# Start of Excerpted data

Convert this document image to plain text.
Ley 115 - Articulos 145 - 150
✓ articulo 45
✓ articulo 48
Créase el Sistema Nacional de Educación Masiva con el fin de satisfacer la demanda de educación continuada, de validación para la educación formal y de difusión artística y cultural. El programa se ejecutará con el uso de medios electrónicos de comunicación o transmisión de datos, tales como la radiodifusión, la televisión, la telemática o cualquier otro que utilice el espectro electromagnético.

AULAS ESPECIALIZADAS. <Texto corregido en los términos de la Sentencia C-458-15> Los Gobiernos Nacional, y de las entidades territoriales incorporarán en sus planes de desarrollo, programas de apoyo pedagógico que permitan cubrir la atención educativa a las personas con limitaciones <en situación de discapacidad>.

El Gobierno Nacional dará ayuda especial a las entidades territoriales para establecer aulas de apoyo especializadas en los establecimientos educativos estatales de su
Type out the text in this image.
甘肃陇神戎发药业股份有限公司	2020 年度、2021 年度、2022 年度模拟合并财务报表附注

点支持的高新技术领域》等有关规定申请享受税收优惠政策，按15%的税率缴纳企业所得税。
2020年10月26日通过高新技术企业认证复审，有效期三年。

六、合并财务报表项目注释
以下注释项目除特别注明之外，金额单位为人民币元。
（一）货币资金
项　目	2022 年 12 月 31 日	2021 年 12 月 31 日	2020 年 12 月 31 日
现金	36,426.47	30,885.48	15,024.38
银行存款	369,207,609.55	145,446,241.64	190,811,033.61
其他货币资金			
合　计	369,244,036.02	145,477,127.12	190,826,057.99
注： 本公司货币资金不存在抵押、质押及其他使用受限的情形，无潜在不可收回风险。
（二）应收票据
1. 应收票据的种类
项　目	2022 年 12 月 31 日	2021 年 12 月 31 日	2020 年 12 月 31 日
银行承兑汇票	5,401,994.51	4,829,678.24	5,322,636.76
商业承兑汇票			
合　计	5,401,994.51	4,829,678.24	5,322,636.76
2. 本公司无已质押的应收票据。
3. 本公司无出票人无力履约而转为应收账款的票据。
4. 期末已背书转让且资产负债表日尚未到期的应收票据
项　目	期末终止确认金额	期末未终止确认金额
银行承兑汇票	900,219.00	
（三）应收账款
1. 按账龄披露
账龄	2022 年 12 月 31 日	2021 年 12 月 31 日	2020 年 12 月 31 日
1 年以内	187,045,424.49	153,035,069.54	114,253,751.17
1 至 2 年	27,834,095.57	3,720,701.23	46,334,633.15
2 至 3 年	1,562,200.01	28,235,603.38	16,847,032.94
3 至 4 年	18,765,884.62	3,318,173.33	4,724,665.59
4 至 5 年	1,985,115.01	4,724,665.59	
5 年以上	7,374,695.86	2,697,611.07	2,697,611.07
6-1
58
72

# End of Excerpted data

Your instructions: Go through the material line by line. Show each line that contains the string "this".

Exercise response:
Convert this document image to plain text.
Type out the text in this image.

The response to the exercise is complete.